### Written problem
Lines containing the string "this" are to be counted; report the total by itself.

(Entries from a visual dataset)
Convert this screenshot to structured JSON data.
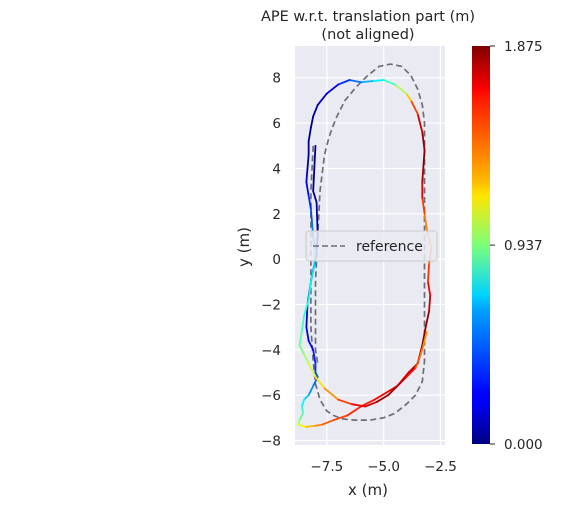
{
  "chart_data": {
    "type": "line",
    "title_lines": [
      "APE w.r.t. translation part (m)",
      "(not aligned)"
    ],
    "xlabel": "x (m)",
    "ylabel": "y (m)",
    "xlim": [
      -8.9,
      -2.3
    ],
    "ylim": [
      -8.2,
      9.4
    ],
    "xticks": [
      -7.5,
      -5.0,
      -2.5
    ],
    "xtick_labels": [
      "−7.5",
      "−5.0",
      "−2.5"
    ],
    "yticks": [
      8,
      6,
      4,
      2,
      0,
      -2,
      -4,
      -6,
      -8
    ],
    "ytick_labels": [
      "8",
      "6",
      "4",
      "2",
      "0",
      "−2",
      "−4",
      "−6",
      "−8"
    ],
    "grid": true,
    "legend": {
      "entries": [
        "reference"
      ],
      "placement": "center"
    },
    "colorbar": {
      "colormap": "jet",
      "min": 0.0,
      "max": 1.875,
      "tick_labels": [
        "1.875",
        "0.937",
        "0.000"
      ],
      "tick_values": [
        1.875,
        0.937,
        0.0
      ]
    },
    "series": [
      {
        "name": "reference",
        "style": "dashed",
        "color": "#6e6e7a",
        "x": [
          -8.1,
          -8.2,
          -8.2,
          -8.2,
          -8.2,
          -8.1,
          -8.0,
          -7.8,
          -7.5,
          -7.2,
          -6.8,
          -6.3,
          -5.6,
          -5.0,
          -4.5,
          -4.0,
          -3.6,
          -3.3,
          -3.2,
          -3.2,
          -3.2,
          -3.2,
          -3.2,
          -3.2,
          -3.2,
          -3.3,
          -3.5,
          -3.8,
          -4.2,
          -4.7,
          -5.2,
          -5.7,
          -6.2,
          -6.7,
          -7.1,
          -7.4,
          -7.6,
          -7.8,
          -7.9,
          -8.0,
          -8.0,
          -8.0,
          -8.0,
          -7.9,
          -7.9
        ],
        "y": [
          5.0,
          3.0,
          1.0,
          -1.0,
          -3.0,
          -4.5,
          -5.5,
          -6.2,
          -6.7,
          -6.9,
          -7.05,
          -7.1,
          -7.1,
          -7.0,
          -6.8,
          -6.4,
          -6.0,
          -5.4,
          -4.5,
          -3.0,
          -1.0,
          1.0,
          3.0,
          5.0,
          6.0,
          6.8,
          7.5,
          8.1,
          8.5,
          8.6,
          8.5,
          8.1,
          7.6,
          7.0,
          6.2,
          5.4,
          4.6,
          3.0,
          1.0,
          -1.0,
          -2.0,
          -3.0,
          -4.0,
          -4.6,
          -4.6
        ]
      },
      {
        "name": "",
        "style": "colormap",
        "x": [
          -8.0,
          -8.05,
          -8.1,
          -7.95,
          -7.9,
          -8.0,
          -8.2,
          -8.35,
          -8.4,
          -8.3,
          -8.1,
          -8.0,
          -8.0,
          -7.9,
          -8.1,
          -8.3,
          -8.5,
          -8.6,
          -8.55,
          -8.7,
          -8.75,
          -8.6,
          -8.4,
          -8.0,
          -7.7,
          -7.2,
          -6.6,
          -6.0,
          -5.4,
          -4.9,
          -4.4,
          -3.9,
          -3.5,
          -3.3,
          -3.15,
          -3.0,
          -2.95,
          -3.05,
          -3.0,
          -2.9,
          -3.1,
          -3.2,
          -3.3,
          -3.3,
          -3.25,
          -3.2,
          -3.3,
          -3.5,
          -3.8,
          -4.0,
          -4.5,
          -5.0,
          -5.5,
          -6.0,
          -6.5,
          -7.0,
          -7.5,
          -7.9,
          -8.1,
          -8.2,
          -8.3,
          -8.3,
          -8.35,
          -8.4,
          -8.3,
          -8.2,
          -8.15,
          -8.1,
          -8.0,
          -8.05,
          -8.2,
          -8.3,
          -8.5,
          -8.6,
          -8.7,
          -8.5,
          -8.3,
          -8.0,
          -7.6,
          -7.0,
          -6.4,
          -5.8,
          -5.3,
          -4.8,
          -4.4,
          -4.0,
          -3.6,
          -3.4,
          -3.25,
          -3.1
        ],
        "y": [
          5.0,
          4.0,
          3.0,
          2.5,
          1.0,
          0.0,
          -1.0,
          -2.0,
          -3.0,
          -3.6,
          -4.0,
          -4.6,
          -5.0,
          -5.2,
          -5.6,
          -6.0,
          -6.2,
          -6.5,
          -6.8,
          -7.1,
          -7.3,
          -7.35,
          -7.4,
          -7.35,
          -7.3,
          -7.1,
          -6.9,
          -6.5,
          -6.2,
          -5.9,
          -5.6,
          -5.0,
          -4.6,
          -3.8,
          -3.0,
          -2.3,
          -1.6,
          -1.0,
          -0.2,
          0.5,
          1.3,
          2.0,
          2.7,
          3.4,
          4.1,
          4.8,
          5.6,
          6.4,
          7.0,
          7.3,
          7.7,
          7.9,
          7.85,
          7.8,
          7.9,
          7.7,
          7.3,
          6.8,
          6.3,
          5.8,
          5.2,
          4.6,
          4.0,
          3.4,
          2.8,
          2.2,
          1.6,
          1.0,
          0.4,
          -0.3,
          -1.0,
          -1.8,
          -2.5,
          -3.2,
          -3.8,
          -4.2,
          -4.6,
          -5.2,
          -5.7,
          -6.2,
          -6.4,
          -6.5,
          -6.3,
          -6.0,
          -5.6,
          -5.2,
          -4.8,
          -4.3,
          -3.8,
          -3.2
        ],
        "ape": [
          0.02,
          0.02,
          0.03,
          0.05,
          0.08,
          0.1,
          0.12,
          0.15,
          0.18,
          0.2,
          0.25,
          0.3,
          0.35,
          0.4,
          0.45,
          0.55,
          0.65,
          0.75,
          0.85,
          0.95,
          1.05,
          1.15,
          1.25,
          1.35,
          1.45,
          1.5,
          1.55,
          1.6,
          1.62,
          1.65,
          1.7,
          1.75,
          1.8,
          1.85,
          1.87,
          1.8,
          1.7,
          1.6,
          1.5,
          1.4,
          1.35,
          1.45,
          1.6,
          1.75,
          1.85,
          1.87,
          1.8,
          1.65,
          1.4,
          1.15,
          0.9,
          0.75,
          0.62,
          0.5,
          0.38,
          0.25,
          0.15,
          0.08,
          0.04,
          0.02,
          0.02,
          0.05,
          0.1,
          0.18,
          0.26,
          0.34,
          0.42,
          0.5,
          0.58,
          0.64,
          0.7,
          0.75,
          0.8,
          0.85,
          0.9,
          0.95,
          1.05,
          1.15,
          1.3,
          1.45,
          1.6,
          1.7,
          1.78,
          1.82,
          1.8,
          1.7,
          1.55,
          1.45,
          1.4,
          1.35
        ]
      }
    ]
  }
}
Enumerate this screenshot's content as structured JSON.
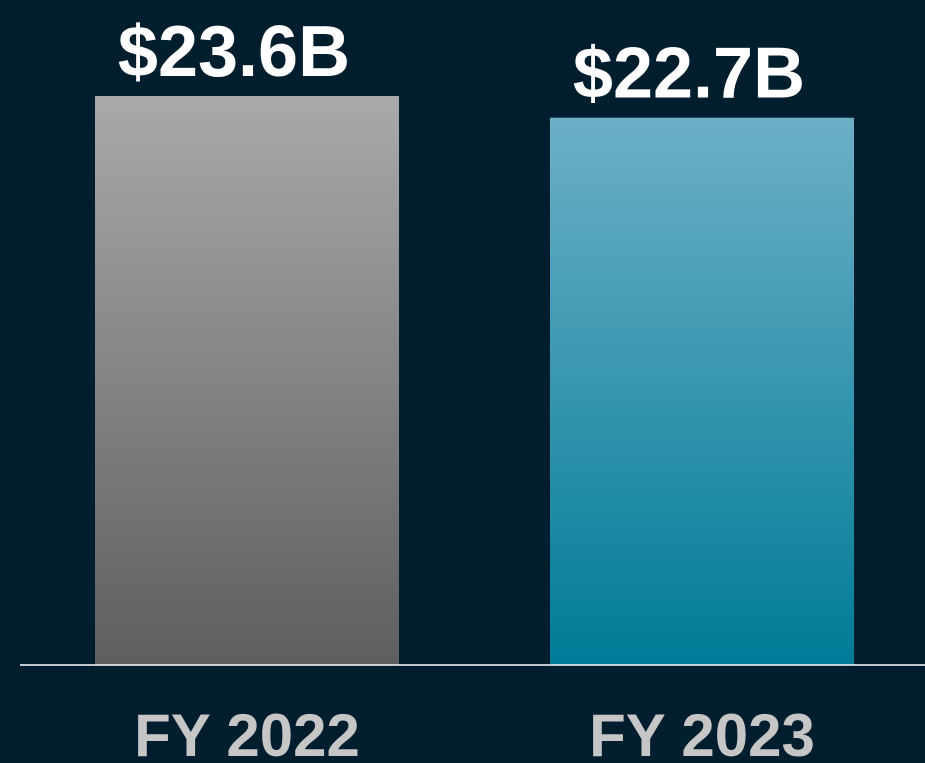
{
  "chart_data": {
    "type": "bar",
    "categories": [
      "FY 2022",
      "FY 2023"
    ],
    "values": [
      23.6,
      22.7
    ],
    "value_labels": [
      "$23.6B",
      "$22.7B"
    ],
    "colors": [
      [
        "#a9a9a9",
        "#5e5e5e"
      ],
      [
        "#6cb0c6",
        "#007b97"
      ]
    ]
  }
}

### Solution
2